ASSIGNED TASK
Write out, word for word, the part of the ProseMirror schema attributes discussion below that begins at "Enforcing schema attributes" and runs through "take advantage of.".

PASSAGE PROVIDED
┌────────

Enforcing schema attributes

Is there a plan to have ProseMirror enforce SchemaItem’s attributes, ie if I try to set an attribute which wasn’t declared in the NodeType it would not allow me to?

Right now I can set arbitrary properties on a Node’s attrs object and they will be reflected in the output of getContent(‘json’). This is kind of a double edged sword. On one hand, I like being able to set temporary, arbitrary values that are used in the state of my block, however I don’t particularly like that they are saved in the persisted state created by getContent(). It would be pretty trivial to filter them out in our custom parser, but if this functionality is something that should be part of ProseMirror core I’d rather build it there instead for others to take advantage of.

On a somewhat related note, if schema enforcement is going to be part of ProseMirror I’d like to propse the ability to define an enumerated set of values for an Attribute, ie { align: new Attribute({ default: "left", enum:["left", "center", "right"] }) }

It does. I.e. schema.node("image", {foo: "xx", src: "img.png"}) yields a node with attrs set to {src: "img.png", title: "", alt: ""}. How are you setting the attributes? If you’re mutating the attrs object then the answer is again, don’t do that. Assume data structures created by ProseMirror are read-only.

ProseMirror is not going to enforce schema consistency at every level, since that would simply be too expensive. The idea is for the code that creates a node to enforce that is is producing valid nodes, so that downstream code can make assumptions about the data. Commands, which are a common way to create and modify nodes, support parameter validation.

In general I am setting values on node.attrs after ajax calls come back. I will store this data elsewhere and it should solve my problem.

What are your thoughts about being able to define an enumeration of acceptable values for an Attribute?

I think that might as well live in the layer that creates the attributes, and stay out of the schema code. If you have a use case that suggests otherwise, let me know.

└────────

RECORD EXCERPTS
┌────────

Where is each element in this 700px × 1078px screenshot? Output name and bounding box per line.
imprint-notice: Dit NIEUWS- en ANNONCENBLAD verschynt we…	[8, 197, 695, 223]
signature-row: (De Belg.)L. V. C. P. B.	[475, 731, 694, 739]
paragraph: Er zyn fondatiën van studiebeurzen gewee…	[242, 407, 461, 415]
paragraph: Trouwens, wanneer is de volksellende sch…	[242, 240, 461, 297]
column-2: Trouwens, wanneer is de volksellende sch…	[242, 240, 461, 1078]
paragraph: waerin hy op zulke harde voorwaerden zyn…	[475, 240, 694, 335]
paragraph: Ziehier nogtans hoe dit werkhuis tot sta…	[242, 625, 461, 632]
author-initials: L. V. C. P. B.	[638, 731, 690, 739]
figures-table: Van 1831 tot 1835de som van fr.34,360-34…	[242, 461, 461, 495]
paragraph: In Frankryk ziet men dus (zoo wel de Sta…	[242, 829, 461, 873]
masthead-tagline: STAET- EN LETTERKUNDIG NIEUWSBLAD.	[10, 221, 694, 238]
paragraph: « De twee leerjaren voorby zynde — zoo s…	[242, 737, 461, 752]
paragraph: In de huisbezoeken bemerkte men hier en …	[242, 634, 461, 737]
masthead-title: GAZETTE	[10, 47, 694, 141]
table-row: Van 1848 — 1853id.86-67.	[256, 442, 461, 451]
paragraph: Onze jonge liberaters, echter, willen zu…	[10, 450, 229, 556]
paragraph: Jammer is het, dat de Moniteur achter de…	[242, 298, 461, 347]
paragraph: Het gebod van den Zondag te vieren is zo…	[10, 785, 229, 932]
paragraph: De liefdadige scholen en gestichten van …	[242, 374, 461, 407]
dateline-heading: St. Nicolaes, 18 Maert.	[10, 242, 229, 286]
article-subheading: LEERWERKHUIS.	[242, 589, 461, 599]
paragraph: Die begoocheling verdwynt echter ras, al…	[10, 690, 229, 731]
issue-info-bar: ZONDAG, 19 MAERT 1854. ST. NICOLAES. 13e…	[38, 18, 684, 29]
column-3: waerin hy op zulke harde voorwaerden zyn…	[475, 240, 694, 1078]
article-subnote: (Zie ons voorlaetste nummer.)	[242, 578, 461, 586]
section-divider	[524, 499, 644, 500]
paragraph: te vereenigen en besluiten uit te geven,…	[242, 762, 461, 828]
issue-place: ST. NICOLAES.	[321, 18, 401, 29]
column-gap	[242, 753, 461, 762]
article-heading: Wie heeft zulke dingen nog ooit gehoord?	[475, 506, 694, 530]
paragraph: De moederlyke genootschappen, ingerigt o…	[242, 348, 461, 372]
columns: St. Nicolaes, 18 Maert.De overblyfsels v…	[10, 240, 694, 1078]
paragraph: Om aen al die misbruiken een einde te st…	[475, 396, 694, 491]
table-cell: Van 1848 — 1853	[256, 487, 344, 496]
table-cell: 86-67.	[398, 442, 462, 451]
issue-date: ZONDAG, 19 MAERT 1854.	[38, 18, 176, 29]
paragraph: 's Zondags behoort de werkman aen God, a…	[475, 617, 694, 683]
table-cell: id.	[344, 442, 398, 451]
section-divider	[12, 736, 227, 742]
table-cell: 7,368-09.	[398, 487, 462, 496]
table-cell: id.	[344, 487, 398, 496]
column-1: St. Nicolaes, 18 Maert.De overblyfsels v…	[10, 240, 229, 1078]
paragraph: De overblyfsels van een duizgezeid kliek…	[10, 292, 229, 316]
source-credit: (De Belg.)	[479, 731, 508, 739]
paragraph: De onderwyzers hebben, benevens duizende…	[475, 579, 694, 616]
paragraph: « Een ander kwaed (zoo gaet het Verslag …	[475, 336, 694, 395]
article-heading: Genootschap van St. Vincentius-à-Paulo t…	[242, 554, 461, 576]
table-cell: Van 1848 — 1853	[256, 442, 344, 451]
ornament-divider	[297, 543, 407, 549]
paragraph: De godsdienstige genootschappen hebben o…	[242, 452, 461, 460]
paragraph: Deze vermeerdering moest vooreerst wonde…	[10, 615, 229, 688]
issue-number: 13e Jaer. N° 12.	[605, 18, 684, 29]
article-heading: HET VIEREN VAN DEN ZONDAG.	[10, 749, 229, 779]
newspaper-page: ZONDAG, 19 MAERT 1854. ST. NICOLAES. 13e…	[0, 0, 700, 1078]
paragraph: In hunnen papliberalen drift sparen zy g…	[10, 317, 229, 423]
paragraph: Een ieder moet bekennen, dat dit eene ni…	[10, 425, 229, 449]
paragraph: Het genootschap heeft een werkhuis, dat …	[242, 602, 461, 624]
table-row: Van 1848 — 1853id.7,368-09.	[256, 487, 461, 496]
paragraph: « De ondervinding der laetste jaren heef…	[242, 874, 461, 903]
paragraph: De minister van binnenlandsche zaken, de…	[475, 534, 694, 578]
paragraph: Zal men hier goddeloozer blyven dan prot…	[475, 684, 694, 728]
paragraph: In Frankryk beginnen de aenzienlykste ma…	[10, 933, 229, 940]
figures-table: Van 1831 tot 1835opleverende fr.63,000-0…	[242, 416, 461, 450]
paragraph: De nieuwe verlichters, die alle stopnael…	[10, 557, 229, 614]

└────────

ANSWER SECTION
Enforcing schema attributes

Is there a plan to have ProseMirror enforce SchemaItem’s attributes, ie if I try to set an attribute which wasn’t declared in the NodeType it would not allow me to?

Right now I can set arbitrary properties on a Node’s attrs object and they will be reflected in the output of getContent(‘json’). This is kind of a double edged sword. On one hand, I like being able to set temporary, arbitrary values that are used in the state of my block, however I don’t particularly like that they are saved in the persisted state created by getContent(). It would be pretty trivial to filter them out in our custom parser, but if this functionality is something that should be part of ProseMirror core I’d rather build it there instead for others to take advantage of.